» Extracted entries
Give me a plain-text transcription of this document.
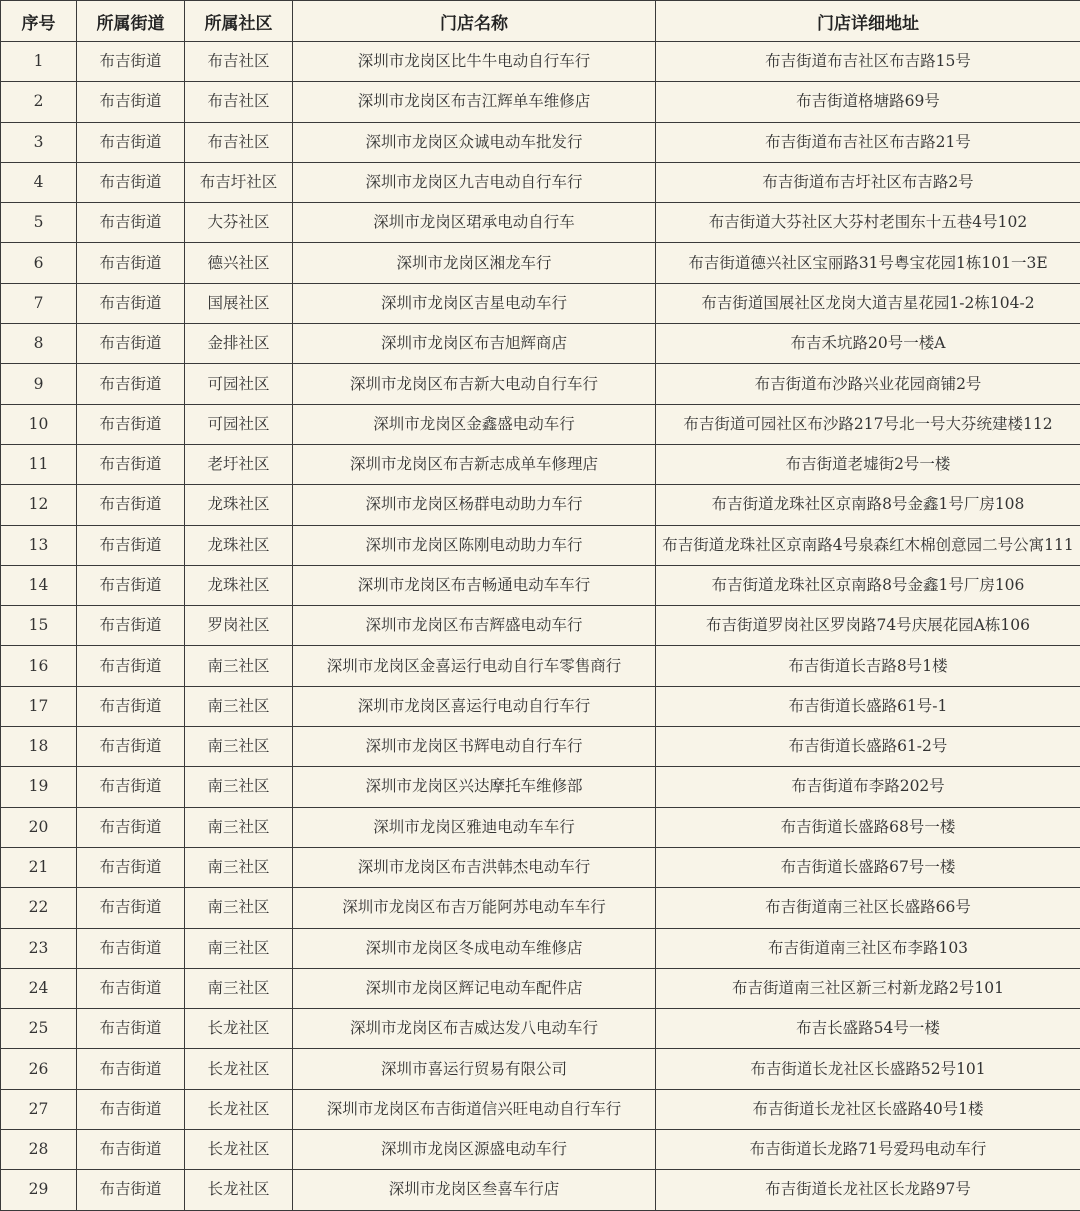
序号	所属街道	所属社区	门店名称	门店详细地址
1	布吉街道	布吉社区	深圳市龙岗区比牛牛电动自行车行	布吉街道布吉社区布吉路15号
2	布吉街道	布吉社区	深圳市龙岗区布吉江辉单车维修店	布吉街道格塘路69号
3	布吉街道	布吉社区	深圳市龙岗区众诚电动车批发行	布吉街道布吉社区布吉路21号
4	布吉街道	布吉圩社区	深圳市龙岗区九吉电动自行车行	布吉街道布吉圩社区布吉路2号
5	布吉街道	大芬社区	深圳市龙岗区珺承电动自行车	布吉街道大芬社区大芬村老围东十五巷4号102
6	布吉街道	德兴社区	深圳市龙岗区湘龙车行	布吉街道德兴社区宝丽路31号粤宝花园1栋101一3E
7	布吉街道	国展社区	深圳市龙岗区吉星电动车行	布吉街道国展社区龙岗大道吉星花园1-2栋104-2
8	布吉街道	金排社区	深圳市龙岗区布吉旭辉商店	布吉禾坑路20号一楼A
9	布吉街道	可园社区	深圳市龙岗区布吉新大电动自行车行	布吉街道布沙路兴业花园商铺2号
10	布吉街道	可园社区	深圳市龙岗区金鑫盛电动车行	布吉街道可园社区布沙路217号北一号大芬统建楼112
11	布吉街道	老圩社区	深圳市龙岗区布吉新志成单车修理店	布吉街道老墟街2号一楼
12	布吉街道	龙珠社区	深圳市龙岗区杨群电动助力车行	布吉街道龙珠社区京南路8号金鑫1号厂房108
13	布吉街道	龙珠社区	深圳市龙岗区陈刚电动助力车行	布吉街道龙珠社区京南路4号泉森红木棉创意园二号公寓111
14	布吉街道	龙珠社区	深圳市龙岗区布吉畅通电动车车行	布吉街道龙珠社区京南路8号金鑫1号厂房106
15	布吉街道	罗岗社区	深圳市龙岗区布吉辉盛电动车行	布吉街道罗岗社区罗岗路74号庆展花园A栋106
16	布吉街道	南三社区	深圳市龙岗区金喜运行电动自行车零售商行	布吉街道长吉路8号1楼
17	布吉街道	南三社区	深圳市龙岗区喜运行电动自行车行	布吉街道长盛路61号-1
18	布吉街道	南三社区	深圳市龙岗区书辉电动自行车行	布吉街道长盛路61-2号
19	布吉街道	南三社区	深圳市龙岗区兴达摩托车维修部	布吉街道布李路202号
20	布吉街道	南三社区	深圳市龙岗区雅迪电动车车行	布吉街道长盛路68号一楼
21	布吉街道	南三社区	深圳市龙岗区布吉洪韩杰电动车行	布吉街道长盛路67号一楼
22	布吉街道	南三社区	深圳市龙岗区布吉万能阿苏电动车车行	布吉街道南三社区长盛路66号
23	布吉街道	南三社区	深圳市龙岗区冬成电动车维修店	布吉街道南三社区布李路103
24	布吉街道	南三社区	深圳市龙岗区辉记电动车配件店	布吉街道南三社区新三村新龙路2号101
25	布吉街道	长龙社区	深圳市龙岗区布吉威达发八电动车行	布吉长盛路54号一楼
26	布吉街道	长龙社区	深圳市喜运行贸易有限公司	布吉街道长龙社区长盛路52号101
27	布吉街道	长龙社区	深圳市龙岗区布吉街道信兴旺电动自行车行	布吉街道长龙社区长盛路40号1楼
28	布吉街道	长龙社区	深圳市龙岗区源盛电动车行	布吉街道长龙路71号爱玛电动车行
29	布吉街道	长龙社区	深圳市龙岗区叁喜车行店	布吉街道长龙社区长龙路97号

» Goal
Pull out all lines from the entries above in which the word "龙珠社区" appears.

» Solution
12	布吉街道	龙珠社区	深圳市龙岗区杨群电动助力车行	布吉街道龙珠社区京南路8号金鑫1号厂房108
13	布吉街道	龙珠社区	深圳市龙岗区陈刚电动助力车行	布吉街道龙珠社区京南路4号泉森红木棉创意园二号公寓111
14	布吉街道	龙珠社区	深圳市龙岗区布吉畅通电动车车行	布吉街道龙珠社区京南路8号金鑫1号厂房106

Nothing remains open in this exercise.